- **WRITTEN REQUEST**
Write out the whole of the material exactly.

- **RECORDS FOR THE TASK**
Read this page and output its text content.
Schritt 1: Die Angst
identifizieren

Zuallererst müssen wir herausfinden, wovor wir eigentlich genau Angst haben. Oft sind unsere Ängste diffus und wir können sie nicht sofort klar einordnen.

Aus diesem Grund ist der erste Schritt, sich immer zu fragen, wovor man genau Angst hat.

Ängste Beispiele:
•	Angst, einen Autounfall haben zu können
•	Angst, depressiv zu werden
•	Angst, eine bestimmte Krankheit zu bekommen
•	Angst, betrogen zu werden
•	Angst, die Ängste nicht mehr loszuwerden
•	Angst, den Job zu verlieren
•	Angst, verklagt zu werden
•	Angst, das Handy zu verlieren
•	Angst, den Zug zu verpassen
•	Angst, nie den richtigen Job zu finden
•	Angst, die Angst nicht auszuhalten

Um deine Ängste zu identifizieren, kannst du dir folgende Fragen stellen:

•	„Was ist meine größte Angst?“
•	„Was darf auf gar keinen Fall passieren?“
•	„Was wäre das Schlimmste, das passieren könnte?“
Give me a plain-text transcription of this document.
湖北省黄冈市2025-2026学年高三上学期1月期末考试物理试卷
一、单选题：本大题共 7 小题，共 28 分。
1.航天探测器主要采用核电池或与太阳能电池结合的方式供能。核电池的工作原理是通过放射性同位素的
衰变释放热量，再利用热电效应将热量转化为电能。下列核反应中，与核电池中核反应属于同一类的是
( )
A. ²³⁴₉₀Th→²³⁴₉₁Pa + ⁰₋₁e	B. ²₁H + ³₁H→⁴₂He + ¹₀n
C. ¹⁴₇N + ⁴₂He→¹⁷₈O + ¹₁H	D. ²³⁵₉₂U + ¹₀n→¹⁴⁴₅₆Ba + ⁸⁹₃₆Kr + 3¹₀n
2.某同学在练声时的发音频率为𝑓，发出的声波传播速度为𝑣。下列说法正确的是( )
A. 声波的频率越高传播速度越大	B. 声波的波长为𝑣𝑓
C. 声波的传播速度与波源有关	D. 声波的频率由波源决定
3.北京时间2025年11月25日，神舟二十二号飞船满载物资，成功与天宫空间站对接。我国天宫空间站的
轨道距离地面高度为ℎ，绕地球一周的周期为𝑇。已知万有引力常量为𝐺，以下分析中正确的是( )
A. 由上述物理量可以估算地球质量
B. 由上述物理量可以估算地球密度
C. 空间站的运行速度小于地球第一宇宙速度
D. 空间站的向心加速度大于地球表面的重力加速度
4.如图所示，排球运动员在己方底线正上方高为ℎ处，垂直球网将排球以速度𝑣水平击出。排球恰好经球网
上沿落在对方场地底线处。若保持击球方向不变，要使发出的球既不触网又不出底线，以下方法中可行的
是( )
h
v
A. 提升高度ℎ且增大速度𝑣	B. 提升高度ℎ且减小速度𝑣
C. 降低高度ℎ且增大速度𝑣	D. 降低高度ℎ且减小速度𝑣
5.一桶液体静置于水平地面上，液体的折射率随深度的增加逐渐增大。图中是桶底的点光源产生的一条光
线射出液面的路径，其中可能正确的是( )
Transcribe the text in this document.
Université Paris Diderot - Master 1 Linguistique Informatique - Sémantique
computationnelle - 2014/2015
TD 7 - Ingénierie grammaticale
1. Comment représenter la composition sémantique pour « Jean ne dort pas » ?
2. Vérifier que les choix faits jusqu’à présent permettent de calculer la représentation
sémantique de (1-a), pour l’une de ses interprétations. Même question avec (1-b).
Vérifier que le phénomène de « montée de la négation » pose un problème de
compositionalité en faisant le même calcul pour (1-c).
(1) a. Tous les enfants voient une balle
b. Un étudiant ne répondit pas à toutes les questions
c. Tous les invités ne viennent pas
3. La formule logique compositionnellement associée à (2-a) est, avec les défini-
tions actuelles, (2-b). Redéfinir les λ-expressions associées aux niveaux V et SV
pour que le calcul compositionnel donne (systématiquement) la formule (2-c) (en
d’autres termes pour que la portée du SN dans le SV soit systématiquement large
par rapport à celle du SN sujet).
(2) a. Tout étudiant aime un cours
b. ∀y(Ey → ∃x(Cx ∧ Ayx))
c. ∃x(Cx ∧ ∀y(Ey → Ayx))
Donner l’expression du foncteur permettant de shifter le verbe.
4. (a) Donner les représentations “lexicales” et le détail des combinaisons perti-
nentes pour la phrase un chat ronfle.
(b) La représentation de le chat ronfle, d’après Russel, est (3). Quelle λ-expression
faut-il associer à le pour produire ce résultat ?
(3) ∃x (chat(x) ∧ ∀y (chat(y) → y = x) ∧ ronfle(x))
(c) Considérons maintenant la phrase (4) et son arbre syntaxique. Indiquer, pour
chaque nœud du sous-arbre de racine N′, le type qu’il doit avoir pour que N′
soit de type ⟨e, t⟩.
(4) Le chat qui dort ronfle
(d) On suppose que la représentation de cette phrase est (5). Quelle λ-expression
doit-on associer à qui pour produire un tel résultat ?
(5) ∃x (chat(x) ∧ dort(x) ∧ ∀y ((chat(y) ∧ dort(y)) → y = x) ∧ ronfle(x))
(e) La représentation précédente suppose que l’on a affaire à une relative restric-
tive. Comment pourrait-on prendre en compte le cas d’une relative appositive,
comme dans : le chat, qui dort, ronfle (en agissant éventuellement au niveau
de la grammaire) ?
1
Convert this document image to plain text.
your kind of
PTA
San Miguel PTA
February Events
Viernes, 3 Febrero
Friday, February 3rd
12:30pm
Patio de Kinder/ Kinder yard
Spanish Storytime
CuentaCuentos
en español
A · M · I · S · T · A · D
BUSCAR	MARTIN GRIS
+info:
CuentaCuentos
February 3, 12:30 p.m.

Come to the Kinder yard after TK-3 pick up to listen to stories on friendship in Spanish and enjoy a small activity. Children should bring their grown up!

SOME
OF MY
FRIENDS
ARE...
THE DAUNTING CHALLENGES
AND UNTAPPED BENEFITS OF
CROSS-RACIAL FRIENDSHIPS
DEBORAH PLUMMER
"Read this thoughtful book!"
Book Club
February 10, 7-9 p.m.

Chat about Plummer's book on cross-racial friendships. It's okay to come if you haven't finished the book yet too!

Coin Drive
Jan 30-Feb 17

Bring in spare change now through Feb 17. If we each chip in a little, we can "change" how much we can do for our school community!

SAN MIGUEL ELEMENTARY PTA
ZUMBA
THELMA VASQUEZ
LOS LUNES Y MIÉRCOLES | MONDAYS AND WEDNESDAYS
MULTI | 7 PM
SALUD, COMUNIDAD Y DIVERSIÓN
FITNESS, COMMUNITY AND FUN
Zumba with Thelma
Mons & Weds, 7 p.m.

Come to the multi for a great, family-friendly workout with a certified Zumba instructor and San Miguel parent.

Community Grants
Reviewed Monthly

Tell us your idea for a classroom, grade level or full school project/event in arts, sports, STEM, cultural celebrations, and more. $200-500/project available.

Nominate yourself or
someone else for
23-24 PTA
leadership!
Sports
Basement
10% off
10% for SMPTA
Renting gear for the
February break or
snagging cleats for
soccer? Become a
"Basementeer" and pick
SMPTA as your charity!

- **FINAL RESULT**
Read this page and output its text content.
Schritt 1: Die Angst
identifizieren

Zuallererst müssen wir herausfinden, wovor wir eigentlich genau Angst haben. Oft sind unsere Ängste diffus und wir können sie nicht sofort klar einordnen.

Aus diesem Grund ist der erste Schritt, sich immer zu fragen, wovor man genau Angst hat.

Ängste Beispiele:
•	Angst, einen Autounfall haben zu können
•	Angst, depressiv zu werden
•	Angst, eine bestimmte Krankheit zu bekommen
•	Angst, betrogen zu werden
•	Angst, die Ängste nicht mehr loszuwerden
•	Angst, den Job zu verlieren
•	Angst, verklagt zu werden
•	Angst, das Handy zu verlieren
•	Angst, den Zug zu verpassen
•	Angst, nie den richtigen Job zu finden
•	Angst, die Angst nicht auszuhalten

Um deine Ängste zu identifizieren, kannst du dir folgende Fragen stellen:

•	„Was ist meine größte Angst?“
•	„Was darf auf gar keinen Fall passieren?“
•	„Was wäre das Schlimmste, das passieren könnte?“
Give me a plain-text transcription of this document.
湖北省黄冈市2025-2026学年高三上学期1月期末考试物理试卷
一、单选题：本大题共 7 小题，共 28 分。
1.航天探测器主要采用核电池或与太阳能电池结合的方式供能。核电池的工作原理是通过放射性同位素的
衰变释放热量，再利用热电效应将热量转化为电能。下列核反应中，与核电池中核反应属于同一类的是
( )
A. ²³⁴₉₀Th→²³⁴₉₁Pa + ⁰₋₁e	B. ²₁H + ³₁H→⁴₂He + ¹₀n
C. ¹⁴₇N + ⁴₂He→¹⁷₈O + ¹₁H	D. ²³⁵₉₂U + ¹₀n→¹⁴⁴₅₆Ba + ⁸⁹₃₆Kr + 3¹₀n
2.某同学在练声时的发音频率为𝑓，发出的声波传播速度为𝑣。下列说法正确的是( )
A. 声波的频率越高传播速度越大	B. 声波的波长为𝑣𝑓
C. 声波的传播速度与波源有关	D. 声波的频率由波源决定
3.北京时间2025年11月25日，神舟二十二号飞船满载物资，成功与天宫空间站对接。我国天宫空间站的
轨道距离地面高度为ℎ，绕地球一周的周期为𝑇。已知万有引力常量为𝐺，以下分析中正确的是( )
A. 由上述物理量可以估算地球质量
B. 由上述物理量可以估算地球密度
C. 空间站的运行速度小于地球第一宇宙速度
D. 空间站的向心加速度大于地球表面的重力加速度
4.如图所示，排球运动员在己方底线正上方高为ℎ处，垂直球网将排球以速度𝑣水平击出。排球恰好经球网
上沿落在对方场地底线处。若保持击球方向不变，要使发出的球既不触网又不出底线，以下方法中可行的
是( )
h
v
A. 提升高度ℎ且增大速度𝑣	B. 提升高度ℎ且减小速度𝑣
C. 降低高度ℎ且增大速度𝑣	D. 降低高度ℎ且减小速度𝑣
5.一桶液体静置于水平地面上，液体的折射率随深度的增加逐渐增大。图中是桶底的点光源产生的一条光
线射出液面的路径，其中可能正确的是( )
Transcribe the text in this document.
Université Paris Diderot - Master 1 Linguistique Informatique - Sémantique
computationnelle - 2014/2015
TD 7 - Ingénierie grammaticale
1. Comment représenter la composition sémantique pour « Jean ne dort pas » ?
2. Vérifier que les choix faits jusqu’à présent permettent de calculer la représentation
sémantique de (1-a), pour l’une de ses interprétations. Même question avec (1-b).
Vérifier que le phénomène de « montée de la négation » pose un problème de
compositionalité en faisant le même calcul pour (1-c).
(1) a. Tous les enfants voient une balle
b. Un étudiant ne répondit pas à toutes les questions
c. Tous les invités ne viennent pas
3. La formule logique compositionnellement associée à (2-a) est, avec les défini-
tions actuelles, (2-b). Redéfinir les λ-expressions associées aux niveaux V et SV
pour que le calcul compositionnel donne (systématiquement) la formule (2-c) (en
d’autres termes pour que la portée du SN dans le SV soit systématiquement large
par rapport à celle du SN sujet).
(2) a. Tout étudiant aime un cours
b. ∀y(Ey → ∃x(Cx ∧ Ayx))
c. ∃x(Cx ∧ ∀y(Ey → Ayx))
Donner l’expression du foncteur permettant de shifter le verbe.
4. (a) Donner les représentations “lexicales” et le détail des combinaisons perti-
nentes pour la phrase un chat ronfle.
(b) La représentation de le chat ronfle, d’après Russel, est (3). Quelle λ-expression
faut-il associer à le pour produire ce résultat ?
(3) ∃x (chat(x) ∧ ∀y (chat(y) → y = x) ∧ ronfle(x))
(c) Considérons maintenant la phrase (4) et son arbre syntaxique. Indiquer, pour
chaque nœud du sous-arbre de racine N′, le type qu’il doit avoir pour que N′
soit de type ⟨e, t⟩.
(4) Le chat qui dort ronfle
(d) On suppose que la représentation de cette phrase est (5). Quelle λ-expression
doit-on associer à qui pour produire un tel résultat ?
(5) ∃x (chat(x) ∧ dort(x) ∧ ∀y ((chat(y) ∧ dort(y)) → y = x) ∧ ronfle(x))
(e) La représentation précédente suppose que l’on a affaire à une relative restric-
tive. Comment pourrait-on prendre en compte le cas d’une relative appositive,
comme dans : le chat, qui dort, ronfle (en agissant éventuellement au niveau
de la grammaire) ?
1
Convert this document image to plain text.
your kind of
PTA
San Miguel PTA
February Events
Viernes, 3 Febrero
Friday, February 3rd
12:30pm
Patio de Kinder/ Kinder yard
Spanish Storytime
CuentaCuentos
en español
A · M · I · S · T · A · D
BUSCAR	MARTIN GRIS
+info:
CuentaCuentos
February 3, 12:30 p.m.

Come to the Kinder yard after TK-3 pick up to listen to stories on friendship in Spanish and enjoy a small activity. Children should bring their grown up!

SOME
OF MY
FRIENDS
ARE...
THE DAUNTING CHALLENGES
AND UNTAPPED BENEFITS OF
CROSS-RACIAL FRIENDSHIPS
DEBORAH PLUMMER
"Read this thoughtful book!"
Book Club
February 10, 7-9 p.m.

Chat about Plummer's book on cross-racial friendships. It's okay to come if you haven't finished the book yet too!

Coin Drive
Jan 30-Feb 17

Bring in spare change now through Feb 17. If we each chip in a little, we can "change" how much we can do for our school community!

SAN MIGUEL ELEMENTARY PTA
ZUMBA
THELMA VASQUEZ
LOS LUNES Y MIÉRCOLES | MONDAYS AND WEDNESDAYS
MULTI | 7 PM
SALUD, COMUNIDAD Y DIVERSIÓN
FITNESS, COMMUNITY AND FUN
Zumba with Thelma
Mons & Weds, 7 p.m.

Come to the multi for a great, family-friendly workout with a certified Zumba instructor and San Miguel parent.

Community Grants
Reviewed Monthly

Tell us your idea for a classroom, grade level or full school project/event in arts, sports, STEM, cultural celebrations, and more. $200-500/project available.

Nominate yourself or
someone else for
23-24 PTA
leadership!
Sports
Basement
10% off
10% for SMPTA
Renting gear for the
February break or
snagging cleats for
soccer? Become a
"Basementeer" and pick
SMPTA as your charity!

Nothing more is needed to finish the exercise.